Retype the material in full, keeping every word the same.

↓

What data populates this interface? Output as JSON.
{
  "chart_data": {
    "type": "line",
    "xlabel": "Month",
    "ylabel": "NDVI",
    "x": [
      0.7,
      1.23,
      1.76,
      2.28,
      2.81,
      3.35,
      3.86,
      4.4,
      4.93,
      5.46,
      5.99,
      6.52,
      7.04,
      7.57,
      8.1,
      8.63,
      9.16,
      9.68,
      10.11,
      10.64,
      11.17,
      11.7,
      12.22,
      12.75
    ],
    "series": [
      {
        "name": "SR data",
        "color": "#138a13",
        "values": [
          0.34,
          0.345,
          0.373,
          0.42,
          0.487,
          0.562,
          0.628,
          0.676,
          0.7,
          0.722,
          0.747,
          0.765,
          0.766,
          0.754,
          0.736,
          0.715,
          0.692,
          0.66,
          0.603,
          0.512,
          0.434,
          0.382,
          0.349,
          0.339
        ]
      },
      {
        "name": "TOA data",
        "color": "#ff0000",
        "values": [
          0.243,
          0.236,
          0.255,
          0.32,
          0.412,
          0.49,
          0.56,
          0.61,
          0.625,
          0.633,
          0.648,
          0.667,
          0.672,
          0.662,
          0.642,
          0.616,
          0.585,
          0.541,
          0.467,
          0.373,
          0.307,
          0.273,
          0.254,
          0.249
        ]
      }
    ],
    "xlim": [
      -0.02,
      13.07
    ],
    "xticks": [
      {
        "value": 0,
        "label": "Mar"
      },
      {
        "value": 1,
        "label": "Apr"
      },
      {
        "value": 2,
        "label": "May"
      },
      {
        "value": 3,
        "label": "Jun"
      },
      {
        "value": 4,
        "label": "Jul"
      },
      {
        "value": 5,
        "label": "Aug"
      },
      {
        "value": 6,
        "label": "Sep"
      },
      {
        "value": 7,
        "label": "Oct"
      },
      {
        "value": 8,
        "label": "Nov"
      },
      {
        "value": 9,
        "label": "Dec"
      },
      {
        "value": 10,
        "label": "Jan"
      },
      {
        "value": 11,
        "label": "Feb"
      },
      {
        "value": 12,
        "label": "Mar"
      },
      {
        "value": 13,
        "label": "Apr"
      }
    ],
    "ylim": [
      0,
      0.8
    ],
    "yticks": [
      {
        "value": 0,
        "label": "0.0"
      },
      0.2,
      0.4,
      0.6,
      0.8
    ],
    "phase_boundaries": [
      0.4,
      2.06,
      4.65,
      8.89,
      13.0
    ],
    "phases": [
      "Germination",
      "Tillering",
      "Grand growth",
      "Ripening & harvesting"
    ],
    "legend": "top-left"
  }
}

↑

## Task output
What data populates this interface? Output as JSON.
{
  "chart_data": {
    "type": "line",
    "xlabel": "Month",
    "ylabel": "NDVI",
    "x": [
      0.7,
      1.23,
      1.76,
      2.28,
      2.81,
      3.35,
      3.86,
      4.4,
      4.93,
      5.46,
      5.99,
      6.52,
      7.04,
      7.57,
      8.1,
      8.63,
      9.16,
      9.68,
      10.11,
      10.64,
      11.17,
      11.7,
      12.22,
      12.75
    ],
    "series": [
      {
        "name": "SR data",
        "color": "#138a13",
        "values": [
          0.34,
          0.345,
          0.373,
          0.42,
          0.487,
          0.562,
          0.628,
          0.676,
          0.7,
          0.722,
          0.747,
          0.765,
          0.766,
          0.754,
          0.736,
          0.715,
          0.692,
          0.66,
          0.603,
          0.512,
          0.434,
          0.382,
          0.349,
          0.339
        ]
      },
      {
        "name": "TOA data",
        "color": "#ff0000",
        "values": [
          0.243,
          0.236,
          0.255,
          0.32,
          0.412,
          0.49,
          0.56,
          0.61,
          0.625,
          0.633,
          0.648,
          0.667,
          0.672,
          0.662,
          0.642,
          0.616,
          0.585,
          0.541,
          0.467,
          0.373,
          0.307,
          0.273,
          0.254,
          0.249
        ]
      }
    ],
    "xlim": [
      -0.02,
      13.07
    ],
    "xticks": [
      {
        "value": 0,
        "label": "Mar"
      },
      {
        "value": 1,
        "label": "Apr"
      },
      {
        "value": 2,
        "label": "May"
      },
      {
        "value": 3,
        "label": "Jun"
      },
      {
        "value": 4,
        "label": "Jul"
      },
      {
        "value": 5,
        "label": "Aug"
      },
      {
        "value": 6,
        "label": "Sep"
      },
      {
        "value": 7,
        "label": "Oct"
      },
      {
        "value": 8,
        "label": "Nov"
      },
      {
        "value": 9,
        "label": "Dec"
      },
      {
        "value": 10,
        "label": "Jan"
      },
      {
        "value": 11,
        "label": "Feb"
      },
      {
        "value": 12,
        "label": "Mar"
      },
      {
        "value": 13,
        "label": "Apr"
      }
    ],
    "ylim": [
      0,
      0.8
    ],
    "yticks": [
      {
        "value": 0,
        "label": "0.0"
      },
      0.2,
      0.4,
      0.6,
      0.8
    ],
    "phase_boundaries": [
      0.4,
      2.06,
      4.65,
      8.89,
      13.0
    ],
    "phases": [
      "Germination",
      "Tillering",
      "Grand growth",
      "Ripening & harvesting"
    ],
    "legend": "top-left"
  }
}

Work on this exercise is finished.